What you have to do =>
Reproduce the following material exactly, including every line.

+ + + + + + +

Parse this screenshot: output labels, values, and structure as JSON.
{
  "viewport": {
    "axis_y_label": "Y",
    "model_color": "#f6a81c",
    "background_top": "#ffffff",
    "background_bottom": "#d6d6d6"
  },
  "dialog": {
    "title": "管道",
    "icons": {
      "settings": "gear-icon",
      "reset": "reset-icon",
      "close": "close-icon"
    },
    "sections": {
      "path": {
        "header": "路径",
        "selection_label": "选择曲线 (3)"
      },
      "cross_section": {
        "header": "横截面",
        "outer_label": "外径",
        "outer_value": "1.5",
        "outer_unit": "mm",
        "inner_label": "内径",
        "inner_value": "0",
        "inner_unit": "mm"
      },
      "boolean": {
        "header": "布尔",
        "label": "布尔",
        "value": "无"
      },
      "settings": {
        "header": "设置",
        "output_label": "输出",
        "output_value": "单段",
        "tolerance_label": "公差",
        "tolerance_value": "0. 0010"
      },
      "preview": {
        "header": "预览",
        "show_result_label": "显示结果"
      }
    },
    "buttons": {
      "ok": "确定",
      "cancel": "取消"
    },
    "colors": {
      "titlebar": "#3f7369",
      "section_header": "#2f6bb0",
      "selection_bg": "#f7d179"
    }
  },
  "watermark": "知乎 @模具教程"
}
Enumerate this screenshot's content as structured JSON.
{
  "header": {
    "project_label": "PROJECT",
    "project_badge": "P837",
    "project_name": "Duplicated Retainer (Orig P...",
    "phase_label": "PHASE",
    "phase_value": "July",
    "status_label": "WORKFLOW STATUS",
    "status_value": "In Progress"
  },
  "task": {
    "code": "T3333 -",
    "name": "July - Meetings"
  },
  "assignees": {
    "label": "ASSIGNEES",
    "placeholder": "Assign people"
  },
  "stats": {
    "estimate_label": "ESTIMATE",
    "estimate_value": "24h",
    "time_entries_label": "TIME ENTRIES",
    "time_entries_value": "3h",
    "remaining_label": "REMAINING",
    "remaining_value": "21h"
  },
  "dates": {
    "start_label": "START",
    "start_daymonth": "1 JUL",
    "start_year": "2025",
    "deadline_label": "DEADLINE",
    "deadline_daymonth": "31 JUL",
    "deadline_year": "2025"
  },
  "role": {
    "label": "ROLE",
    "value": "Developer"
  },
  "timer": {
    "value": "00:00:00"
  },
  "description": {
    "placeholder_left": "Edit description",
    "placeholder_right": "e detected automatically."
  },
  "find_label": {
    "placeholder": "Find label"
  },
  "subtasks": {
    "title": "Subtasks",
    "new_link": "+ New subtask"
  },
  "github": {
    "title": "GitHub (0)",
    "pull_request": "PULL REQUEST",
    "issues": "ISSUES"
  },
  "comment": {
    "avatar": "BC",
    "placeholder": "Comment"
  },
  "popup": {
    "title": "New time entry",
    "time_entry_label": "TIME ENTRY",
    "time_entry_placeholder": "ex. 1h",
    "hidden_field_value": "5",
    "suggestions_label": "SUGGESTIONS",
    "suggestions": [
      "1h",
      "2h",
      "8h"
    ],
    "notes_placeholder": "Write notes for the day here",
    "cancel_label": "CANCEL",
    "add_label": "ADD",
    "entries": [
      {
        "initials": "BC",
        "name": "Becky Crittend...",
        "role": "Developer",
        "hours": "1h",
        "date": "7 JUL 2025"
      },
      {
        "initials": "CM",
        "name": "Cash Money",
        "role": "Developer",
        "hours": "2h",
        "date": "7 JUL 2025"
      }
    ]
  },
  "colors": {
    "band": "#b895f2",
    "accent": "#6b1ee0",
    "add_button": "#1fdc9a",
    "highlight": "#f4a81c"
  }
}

+ + + + + + +

Answer below =>
Parse this screenshot: output labels, values, and structure as JSON.
{
  "viewport": {
    "axis_y_label": "Y",
    "model_color": "#f6a81c",
    "background_top": "#ffffff",
    "background_bottom": "#d6d6d6"
  },
  "dialog": {
    "title": "管道",
    "icons": {
      "settings": "gear-icon",
      "reset": "reset-icon",
      "close": "close-icon"
    },
    "sections": {
      "path": {
        "header": "路径",
        "selection_label": "选择曲线 (3)"
      },
      "cross_section": {
        "header": "横截面",
        "outer_label": "外径",
        "outer_value": "1.5",
        "outer_unit": "mm",
        "inner_label": "内径",
        "inner_value": "0",
        "inner_unit": "mm"
      },
      "boolean": {
        "header": "布尔",
        "label": "布尔",
        "value": "无"
      },
      "settings": {
        "header": "设置",
        "output_label": "输出",
        "output_value": "单段",
        "tolerance_label": "公差",
        "tolerance_value": "0. 0010"
      },
      "preview": {
        "header": "预览",
        "show_result_label": "显示结果"
      }
    },
    "buttons": {
      "ok": "确定",
      "cancel": "取消"
    },
    "colors": {
      "titlebar": "#3f7369",
      "section_header": "#2f6bb0",
      "selection_bg": "#f7d179"
    }
  },
  "watermark": "知乎 @模具教程"
}
Enumerate this screenshot's content as structured JSON.
{
  "header": {
    "project_label": "PROJECT",
    "project_badge": "P837",
    "project_name": "Duplicated Retainer (Orig P...",
    "phase_label": "PHASE",
    "phase_value": "July",
    "status_label": "WORKFLOW STATUS",
    "status_value": "In Progress"
  },
  "task": {
    "code": "T3333 -",
    "name": "July - Meetings"
  },
  "assignees": {
    "label": "ASSIGNEES",
    "placeholder": "Assign people"
  },
  "stats": {
    "estimate_label": "ESTIMATE",
    "estimate_value": "24h",
    "time_entries_label": "TIME ENTRIES",
    "time_entries_value": "3h",
    "remaining_label": "REMAINING",
    "remaining_value": "21h"
  },
  "dates": {
    "start_label": "START",
    "start_daymonth": "1 JUL",
    "start_year": "2025",
    "deadline_label": "DEADLINE",
    "deadline_daymonth": "31 JUL",
    "deadline_year": "2025"
  },
  "role": {
    "label": "ROLE",
    "value": "Developer"
  },
  "timer": {
    "value": "00:00:00"
  },
  "description": {
    "placeholder_left": "Edit description",
    "placeholder_right": "e detected automatically."
  },
  "find_label": {
    "placeholder": "Find label"
  },
  "subtasks": {
    "title": "Subtasks",
    "new_link": "+ New subtask"
  },
  "github": {
    "title": "GitHub (0)",
    "pull_request": "PULL REQUEST",
    "issues": "ISSUES"
  },
  "comment": {
    "avatar": "BC",
    "placeholder": "Comment"
  },
  "popup": {
    "title": "New time entry",
    "time_entry_label": "TIME ENTRY",
    "time_entry_placeholder": "ex. 1h",
    "hidden_field_value": "5",
    "suggestions_label": "SUGGESTIONS",
    "suggestions": [
      "1h",
      "2h",
      "8h"
    ],
    "notes_placeholder": "Write notes for the day here",
    "cancel_label": "CANCEL",
    "add_label": "ADD",
    "entries": [
      {
        "initials": "BC",
        "name": "Becky Crittend...",
        "role": "Developer",
        "hours": "1h",
        "date": "7 JUL 2025"
      },
      {
        "initials": "CM",
        "name": "Cash Money",
        "role": "Developer",
        "hours": "2h",
        "date": "7 JUL 2025"
      }
    ]
  },
  "colors": {
    "band": "#b895f2",
    "accent": "#6b1ee0",
    "add_button": "#1fdc9a",
    "highlight": "#f4a81c"
  }
}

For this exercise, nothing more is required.